Written exercise
Pictures are not part of the copy; repeat everything else in the records exactly.

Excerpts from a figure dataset
—————

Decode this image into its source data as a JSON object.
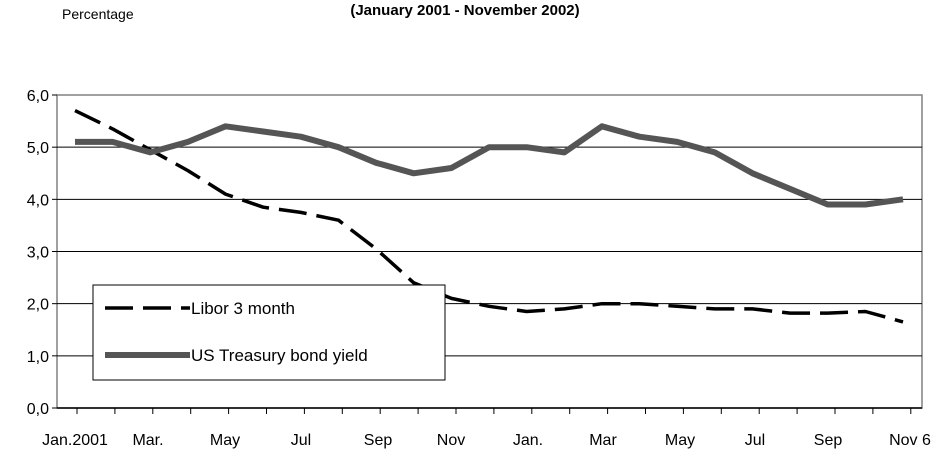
{
  "chart_data": {
    "type": "line",
    "title": "(January 2001 - November 2002)",
    "ylabel": "Percentage",
    "xlabel": "",
    "ylim": [
      0,
      6
    ],
    "yticks": [
      "0,0",
      "1,0",
      "2,0",
      "3,0",
      "4,0",
      "5,0",
      "6,0"
    ],
    "xticks": [
      "Jan.2001",
      "Mar.",
      "May",
      "Jul",
      "Sep",
      "Nov",
      "Jan.",
      "Mar",
      "May",
      "Jul",
      "Sep",
      "Nov 6"
    ],
    "grid": true,
    "legend_position": "bottom-left",
    "x": [
      "2001-01",
      "2001-02",
      "2001-03",
      "2001-04",
      "2001-05",
      "2001-06",
      "2001-07",
      "2001-08",
      "2001-09",
      "2001-10",
      "2001-11",
      "2001-12",
      "2002-01",
      "2002-02",
      "2002-03",
      "2002-04",
      "2002-05",
      "2002-06",
      "2002-07",
      "2002-08",
      "2002-09",
      "2002-10",
      "2002-11"
    ],
    "series": [
      {
        "name": "Libor 3 month",
        "style": "dashed",
        "color": "#000000",
        "values": [
          5.7,
          5.35,
          4.95,
          4.55,
          4.1,
          3.85,
          3.75,
          3.6,
          3.05,
          2.4,
          2.1,
          1.95,
          1.85,
          1.9,
          2.0,
          2.0,
          1.95,
          1.9,
          1.9,
          1.82,
          1.82,
          1.85,
          1.65
        ]
      },
      {
        "name": "US Treasury bond yield",
        "style": "solid",
        "color": "#555555",
        "values": [
          5.1,
          5.1,
          4.9,
          5.1,
          5.4,
          5.3,
          5.2,
          5.0,
          4.7,
          4.5,
          4.6,
          5.0,
          5.0,
          4.9,
          5.4,
          5.2,
          5.1,
          4.9,
          4.5,
          4.2,
          3.9,
          3.9,
          4.0
        ]
      }
    ]
  }
}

—————

Solution
Decode this image into its source data as a JSON object.
{
  "chart_data": {
    "type": "line",
    "title": "(January 2001 - November 2002)",
    "ylabel": "Percentage",
    "xlabel": "",
    "ylim": [
      0,
      6
    ],
    "yticks": [
      "0,0",
      "1,0",
      "2,0",
      "3,0",
      "4,0",
      "5,0",
      "6,0"
    ],
    "xticks": [
      "Jan.2001",
      "Mar.",
      "May",
      "Jul",
      "Sep",
      "Nov",
      "Jan.",
      "Mar",
      "May",
      "Jul",
      "Sep",
      "Nov 6"
    ],
    "grid": true,
    "legend_position": "bottom-left",
    "x": [
      "2001-01",
      "2001-02",
      "2001-03",
      "2001-04",
      "2001-05",
      "2001-06",
      "2001-07",
      "2001-08",
      "2001-09",
      "2001-10",
      "2001-11",
      "2001-12",
      "2002-01",
      "2002-02",
      "2002-03",
      "2002-04",
      "2002-05",
      "2002-06",
      "2002-07",
      "2002-08",
      "2002-09",
      "2002-10",
      "2002-11"
    ],
    "series": [
      {
        "name": "Libor 3 month",
        "style": "dashed",
        "color": "#000000",
        "values": [
          5.7,
          5.35,
          4.95,
          4.55,
          4.1,
          3.85,
          3.75,
          3.6,
          3.05,
          2.4,
          2.1,
          1.95,
          1.85,
          1.9,
          2.0,
          2.0,
          1.95,
          1.9,
          1.9,
          1.82,
          1.82,
          1.85,
          1.65
        ]
      },
      {
        "name": "US Treasury bond yield",
        "style": "solid",
        "color": "#555555",
        "values": [
          5.1,
          5.1,
          4.9,
          5.1,
          5.4,
          5.3,
          5.2,
          5.0,
          4.7,
          4.5,
          4.6,
          5.0,
          5.0,
          4.9,
          5.4,
          5.2,
          5.1,
          4.9,
          4.5,
          4.2,
          3.9,
          3.9,
          4.0
        ]
      }
    ]
  }
}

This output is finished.